Transcribe the records in full, keeping every character as it is.

### EXTRACTED RECORDS

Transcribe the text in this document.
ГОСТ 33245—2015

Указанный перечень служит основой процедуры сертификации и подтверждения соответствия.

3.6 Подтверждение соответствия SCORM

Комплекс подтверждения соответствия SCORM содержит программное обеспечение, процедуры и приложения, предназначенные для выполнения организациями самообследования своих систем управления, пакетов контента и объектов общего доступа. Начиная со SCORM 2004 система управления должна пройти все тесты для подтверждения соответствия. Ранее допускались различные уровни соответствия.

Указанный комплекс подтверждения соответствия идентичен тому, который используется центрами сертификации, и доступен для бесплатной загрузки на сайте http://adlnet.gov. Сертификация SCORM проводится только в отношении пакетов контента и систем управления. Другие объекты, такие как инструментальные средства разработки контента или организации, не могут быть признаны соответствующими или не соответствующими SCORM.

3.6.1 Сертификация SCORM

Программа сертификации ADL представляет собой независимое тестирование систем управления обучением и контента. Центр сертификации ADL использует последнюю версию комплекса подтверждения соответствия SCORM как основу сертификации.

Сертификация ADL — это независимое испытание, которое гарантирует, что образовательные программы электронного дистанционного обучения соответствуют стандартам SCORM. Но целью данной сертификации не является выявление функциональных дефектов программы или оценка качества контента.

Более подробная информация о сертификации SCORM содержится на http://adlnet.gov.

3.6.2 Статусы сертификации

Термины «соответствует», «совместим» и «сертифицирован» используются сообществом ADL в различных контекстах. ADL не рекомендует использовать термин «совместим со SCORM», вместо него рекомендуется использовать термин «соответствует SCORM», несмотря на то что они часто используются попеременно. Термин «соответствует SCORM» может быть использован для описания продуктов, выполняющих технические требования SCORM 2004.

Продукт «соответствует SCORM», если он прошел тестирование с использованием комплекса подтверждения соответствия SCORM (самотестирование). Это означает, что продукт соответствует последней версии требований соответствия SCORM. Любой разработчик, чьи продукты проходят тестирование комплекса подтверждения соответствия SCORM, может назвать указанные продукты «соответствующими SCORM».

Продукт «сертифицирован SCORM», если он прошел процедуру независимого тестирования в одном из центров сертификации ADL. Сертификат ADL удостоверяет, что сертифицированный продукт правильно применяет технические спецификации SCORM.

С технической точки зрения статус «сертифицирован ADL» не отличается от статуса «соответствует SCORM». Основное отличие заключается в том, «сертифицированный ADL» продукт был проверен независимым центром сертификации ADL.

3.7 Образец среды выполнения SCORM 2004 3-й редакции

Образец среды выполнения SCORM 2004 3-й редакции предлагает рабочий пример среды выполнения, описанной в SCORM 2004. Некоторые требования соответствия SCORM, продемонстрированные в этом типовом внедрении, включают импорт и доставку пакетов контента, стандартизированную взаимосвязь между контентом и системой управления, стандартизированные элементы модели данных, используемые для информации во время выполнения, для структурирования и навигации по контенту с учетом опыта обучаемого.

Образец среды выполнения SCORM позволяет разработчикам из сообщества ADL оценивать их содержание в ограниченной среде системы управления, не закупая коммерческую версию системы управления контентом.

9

######

▶ [COMPLETE ANSWER]:
Transcribe the text in this document.
ГОСТ 33245—2015

Указанный перечень служит основой процедуры сертификации и подтверждения соответствия.

3.6 Подтверждение соответствия SCORM

Комплекс подтверждения соответствия SCORM содержит программное обеспечение, процедуры и приложения, предназначенные для выполнения организациями самообследования своих систем управления, пакетов контента и объектов общего доступа. Начиная со SCORM 2004 система управления должна пройти все тесты для подтверждения соответствия. Ранее допускались различные уровни соответствия.

Указанный комплекс подтверждения соответствия идентичен тому, который используется центрами сертификации, и доступен для бесплатной загрузки на сайте http://adlnet.gov. Сертификация SCORM проводится только в отношении пакетов контента и систем управления. Другие объекты, такие как инструментальные средства разработки контента или организации, не могут быть признаны соответствующими или не соответствующими SCORM.

3.6.1 Сертификация SCORM

Программа сертификации ADL представляет собой независимое тестирование систем управления обучением и контента. Центр сертификации ADL использует последнюю версию комплекса подтверждения соответствия SCORM как основу сертификации.

Сертификация ADL — это независимое испытание, которое гарантирует, что образовательные программы электронного дистанционного обучения соответствуют стандартам SCORM. Но целью данной сертификации не является выявление функциональных дефектов программы или оценка качества контента.

Более подробная информация о сертификации SCORM содержится на http://adlnet.gov.

3.6.2 Статусы сертификации

Термины «соответствует», «совместим» и «сертифицирован» используются сообществом ADL в различных контекстах. ADL не рекомендует использовать термин «совместим со SCORM», вместо него рекомендуется использовать термин «соответствует SCORM», несмотря на то что они часто используются попеременно. Термин «соответствует SCORM» может быть использован для описания продуктов, выполняющих технические требования SCORM 2004.

Продукт «соответствует SCORM», если он прошел тестирование с использованием комплекса подтверждения соответствия SCORM (самотестирование). Это означает, что продукт соответствует последней версии требований соответствия SCORM. Любой разработчик, чьи продукты проходят тестирование комплекса подтверждения соответствия SCORM, может назвать указанные продукты «соответствующими SCORM».

Продукт «сертифицирован SCORM», если он прошел процедуру независимого тестирования в одном из центров сертификации ADL. Сертификат ADL удостоверяет, что сертифицированный продукт правильно применяет технические спецификации SCORM.

С технической точки зрения статус «сертифицирован ADL» не отличается от статуса «соответствует SCORM». Основное отличие заключается в том, «сертифицированный ADL» продукт был проверен независимым центром сертификации ADL.

3.7 Образец среды выполнения SCORM 2004 3-й редакции

Образец среды выполнения SCORM 2004 3-й редакции предлагает рабочий пример среды выполнения, описанной в SCORM 2004. Некоторые требования соответствия SCORM, продемонстрированные в этом типовом внедрении, включают импорт и доставку пакетов контента, стандартизированную взаимосвязь между контентом и системой управления, стандартизированные элементы модели данных, используемые для информации во время выполнения, для структурирования и навигации по контенту с учетом опыта обучаемого.

Образец среды выполнения SCORM позволяет разработчикам из сообщества ADL оценивать их содержание в ограниченной среде системы управления, не закупая коммерческую версию системы управления контентом.

9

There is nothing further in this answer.